(Entries with figure data)
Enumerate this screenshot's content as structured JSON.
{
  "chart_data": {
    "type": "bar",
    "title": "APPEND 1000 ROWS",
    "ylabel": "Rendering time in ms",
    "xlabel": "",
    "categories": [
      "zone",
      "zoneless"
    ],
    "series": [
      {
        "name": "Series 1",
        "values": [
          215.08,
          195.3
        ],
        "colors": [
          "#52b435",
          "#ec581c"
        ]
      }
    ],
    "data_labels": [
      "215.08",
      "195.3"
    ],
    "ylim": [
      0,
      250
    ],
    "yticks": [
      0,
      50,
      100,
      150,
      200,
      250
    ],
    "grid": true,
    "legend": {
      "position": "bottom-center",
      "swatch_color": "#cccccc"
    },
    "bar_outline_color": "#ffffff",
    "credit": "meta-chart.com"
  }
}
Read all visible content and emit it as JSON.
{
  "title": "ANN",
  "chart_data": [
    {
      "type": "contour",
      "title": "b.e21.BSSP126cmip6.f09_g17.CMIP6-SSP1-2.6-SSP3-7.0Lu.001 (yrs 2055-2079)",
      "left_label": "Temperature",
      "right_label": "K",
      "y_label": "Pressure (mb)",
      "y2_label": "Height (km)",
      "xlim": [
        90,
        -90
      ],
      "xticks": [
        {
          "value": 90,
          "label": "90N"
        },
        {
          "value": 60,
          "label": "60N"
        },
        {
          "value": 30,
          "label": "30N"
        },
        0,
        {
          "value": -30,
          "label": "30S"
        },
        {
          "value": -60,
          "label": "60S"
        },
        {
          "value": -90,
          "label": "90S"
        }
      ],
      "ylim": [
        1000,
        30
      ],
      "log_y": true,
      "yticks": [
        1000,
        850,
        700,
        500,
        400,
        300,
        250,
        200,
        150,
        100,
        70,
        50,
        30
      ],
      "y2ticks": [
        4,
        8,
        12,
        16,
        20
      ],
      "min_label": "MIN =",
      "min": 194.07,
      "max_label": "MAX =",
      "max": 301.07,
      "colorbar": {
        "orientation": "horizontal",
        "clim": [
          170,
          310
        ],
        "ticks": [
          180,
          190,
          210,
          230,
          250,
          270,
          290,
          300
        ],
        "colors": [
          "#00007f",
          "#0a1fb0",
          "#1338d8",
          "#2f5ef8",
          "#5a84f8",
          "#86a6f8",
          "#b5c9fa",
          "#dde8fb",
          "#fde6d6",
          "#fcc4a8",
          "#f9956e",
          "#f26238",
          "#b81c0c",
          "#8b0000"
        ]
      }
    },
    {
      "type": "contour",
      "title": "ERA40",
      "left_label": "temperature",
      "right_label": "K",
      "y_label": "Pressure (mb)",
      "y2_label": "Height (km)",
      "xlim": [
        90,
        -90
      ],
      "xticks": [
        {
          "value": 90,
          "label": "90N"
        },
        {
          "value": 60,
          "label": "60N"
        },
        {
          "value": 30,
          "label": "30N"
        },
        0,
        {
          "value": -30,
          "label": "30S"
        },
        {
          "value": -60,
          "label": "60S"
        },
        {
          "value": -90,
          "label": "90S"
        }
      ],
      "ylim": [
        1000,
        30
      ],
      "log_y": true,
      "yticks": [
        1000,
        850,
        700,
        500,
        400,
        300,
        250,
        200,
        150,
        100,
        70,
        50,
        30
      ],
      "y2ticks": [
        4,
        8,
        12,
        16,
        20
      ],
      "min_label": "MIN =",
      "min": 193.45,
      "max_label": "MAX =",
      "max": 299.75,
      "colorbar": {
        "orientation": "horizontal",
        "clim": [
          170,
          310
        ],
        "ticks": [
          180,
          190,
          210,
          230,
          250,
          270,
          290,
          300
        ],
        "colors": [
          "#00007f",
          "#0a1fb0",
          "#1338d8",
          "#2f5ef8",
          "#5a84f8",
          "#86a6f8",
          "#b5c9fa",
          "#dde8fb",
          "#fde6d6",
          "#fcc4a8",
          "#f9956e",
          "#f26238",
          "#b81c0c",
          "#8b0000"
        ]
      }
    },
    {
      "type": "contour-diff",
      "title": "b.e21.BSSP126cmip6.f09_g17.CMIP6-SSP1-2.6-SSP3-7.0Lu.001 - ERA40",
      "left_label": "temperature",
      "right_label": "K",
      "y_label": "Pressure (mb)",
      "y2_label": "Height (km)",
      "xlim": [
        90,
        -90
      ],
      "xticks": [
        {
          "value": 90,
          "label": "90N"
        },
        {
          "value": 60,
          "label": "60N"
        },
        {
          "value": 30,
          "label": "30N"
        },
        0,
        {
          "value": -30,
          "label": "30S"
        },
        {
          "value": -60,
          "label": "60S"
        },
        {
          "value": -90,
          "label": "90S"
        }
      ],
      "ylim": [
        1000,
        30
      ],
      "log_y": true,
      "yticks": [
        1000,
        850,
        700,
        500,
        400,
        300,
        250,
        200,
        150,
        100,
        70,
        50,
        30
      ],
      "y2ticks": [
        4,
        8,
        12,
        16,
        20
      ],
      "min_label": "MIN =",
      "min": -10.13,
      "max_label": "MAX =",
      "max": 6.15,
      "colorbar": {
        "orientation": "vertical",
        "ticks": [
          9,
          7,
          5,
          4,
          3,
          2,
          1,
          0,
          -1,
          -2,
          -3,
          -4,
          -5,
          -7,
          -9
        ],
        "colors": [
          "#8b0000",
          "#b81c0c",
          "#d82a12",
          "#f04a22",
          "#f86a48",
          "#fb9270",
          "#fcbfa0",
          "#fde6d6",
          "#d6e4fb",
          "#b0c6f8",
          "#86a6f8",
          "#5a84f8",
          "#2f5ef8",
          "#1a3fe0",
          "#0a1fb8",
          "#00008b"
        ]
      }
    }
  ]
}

_Directions:_ Return the entries in full, keeping every line exactly as it is.

_The completed task:_
Enumerate this screenshot's content as structured JSON.
{
  "chart_data": {
    "type": "bar",
    "title": "APPEND 1000 ROWS",
    "ylabel": "Rendering time in ms",
    "xlabel": "",
    "categories": [
      "zone",
      "zoneless"
    ],
    "series": [
      {
        "name": "Series 1",
        "values": [
          215.08,
          195.3
        ],
        "colors": [
          "#52b435",
          "#ec581c"
        ]
      }
    ],
    "data_labels": [
      "215.08",
      "195.3"
    ],
    "ylim": [
      0,
      250
    ],
    "yticks": [
      0,
      50,
      100,
      150,
      200,
      250
    ],
    "grid": true,
    "legend": {
      "position": "bottom-center",
      "swatch_color": "#cccccc"
    },
    "bar_outline_color": "#ffffff",
    "credit": "meta-chart.com"
  }
}
Read all visible content and emit it as JSON.
{
  "title": "ANN",
  "chart_data": [
    {
      "type": "contour",
      "title": "b.e21.BSSP126cmip6.f09_g17.CMIP6-SSP1-2.6-SSP3-7.0Lu.001 (yrs 2055-2079)",
      "left_label": "Temperature",
      "right_label": "K",
      "y_label": "Pressure (mb)",
      "y2_label": "Height (km)",
      "xlim": [
        90,
        -90
      ],
      "xticks": [
        {
          "value": 90,
          "label": "90N"
        },
        {
          "value": 60,
          "label": "60N"
        },
        {
          "value": 30,
          "label": "30N"
        },
        0,
        {
          "value": -30,
          "label": "30S"
        },
        {
          "value": -60,
          "label": "60S"
        },
        {
          "value": -90,
          "label": "90S"
        }
      ],
      "ylim": [
        1000,
        30
      ],
      "log_y": true,
      "yticks": [
        1000,
        850,
        700,
        500,
        400,
        300,
        250,
        200,
        150,
        100,
        70,
        50,
        30
      ],
      "y2ticks": [
        4,
        8,
        12,
        16,
        20
      ],
      "min_label": "MIN =",
      "min": 194.07,
      "max_label": "MAX =",
      "max": 301.07,
      "colorbar": {
        "orientation": "horizontal",
        "clim": [
          170,
          310
        ],
        "ticks": [
          180,
          190,
          210,
          230,
          250,
          270,
          290,
          300
        ],
        "colors": [
          "#00007f",
          "#0a1fb0",
          "#1338d8",
          "#2f5ef8",
          "#5a84f8",
          "#86a6f8",
          "#b5c9fa",
          "#dde8fb",
          "#fde6d6",
          "#fcc4a8",
          "#f9956e",
          "#f26238",
          "#b81c0c",
          "#8b0000"
        ]
      }
    },
    {
      "type": "contour",
      "title": "ERA40",
      "left_label": "temperature",
      "right_label": "K",
      "y_label": "Pressure (mb)",
      "y2_label": "Height (km)",
      "xlim": [
        90,
        -90
      ],
      "xticks": [
        {
          "value": 90,
          "label": "90N"
        },
        {
          "value": 60,
          "label": "60N"
        },
        {
          "value": 30,
          "label": "30N"
        },
        0,
        {
          "value": -30,
          "label": "30S"
        },
        {
          "value": -60,
          "label": "60S"
        },
        {
          "value": -90,
          "label": "90S"
        }
      ],
      "ylim": [
        1000,
        30
      ],
      "log_y": true,
      "yticks": [
        1000,
        850,
        700,
        500,
        400,
        300,
        250,
        200,
        150,
        100,
        70,
        50,
        30
      ],
      "y2ticks": [
        4,
        8,
        12,
        16,
        20
      ],
      "min_label": "MIN =",
      "min": 193.45,
      "max_label": "MAX =",
      "max": 299.75,
      "colorbar": {
        "orientation": "horizontal",
        "clim": [
          170,
          310
        ],
        "ticks": [
          180,
          190,
          210,
          230,
          250,
          270,
          290,
          300
        ],
        "colors": [
          "#00007f",
          "#0a1fb0",
          "#1338d8",
          "#2f5ef8",
          "#5a84f8",
          "#86a6f8",
          "#b5c9fa",
          "#dde8fb",
          "#fde6d6",
          "#fcc4a8",
          "#f9956e",
          "#f26238",
          "#b81c0c",
          "#8b0000"
        ]
      }
    },
    {
      "type": "contour-diff",
      "title": "b.e21.BSSP126cmip6.f09_g17.CMIP6-SSP1-2.6-SSP3-7.0Lu.001 - ERA40",
      "left_label": "temperature",
      "right_label": "K",
      "y_label": "Pressure (mb)",
      "y2_label": "Height (km)",
      "xlim": [
        90,
        -90
      ],
      "xticks": [
        {
          "value": 90,
          "label": "90N"
        },
        {
          "value": 60,
          "label": "60N"
        },
        {
          "value": 30,
          "label": "30N"
        },
        0,
        {
          "value": -30,
          "label": "30S"
        },
        {
          "value": -60,
          "label": "60S"
        },
        {
          "value": -90,
          "label": "90S"
        }
      ],
      "ylim": [
        1000,
        30
      ],
      "log_y": true,
      "yticks": [
        1000,
        850,
        700,
        500,
        400,
        300,
        250,
        200,
        150,
        100,
        70,
        50,
        30
      ],
      "y2ticks": [
        4,
        8,
        12,
        16,
        20
      ],
      "min_label": "MIN =",
      "min": -10.13,
      "max_label": "MAX =",
      "max": 6.15,
      "colorbar": {
        "orientation": "vertical",
        "ticks": [
          9,
          7,
          5,
          4,
          3,
          2,
          1,
          0,
          -1,
          -2,
          -3,
          -4,
          -5,
          -7,
          -9
        ],
        "colors": [
          "#8b0000",
          "#b81c0c",
          "#d82a12",
          "#f04a22",
          "#f86a48",
          "#fb9270",
          "#fcbfa0",
          "#fde6d6",
          "#d6e4fb",
          "#b0c6f8",
          "#86a6f8",
          "#5a84f8",
          "#2f5ef8",
          "#1a3fe0",
          "#0a1fb8",
          "#00008b"
        ]
      }
    }
  ]
}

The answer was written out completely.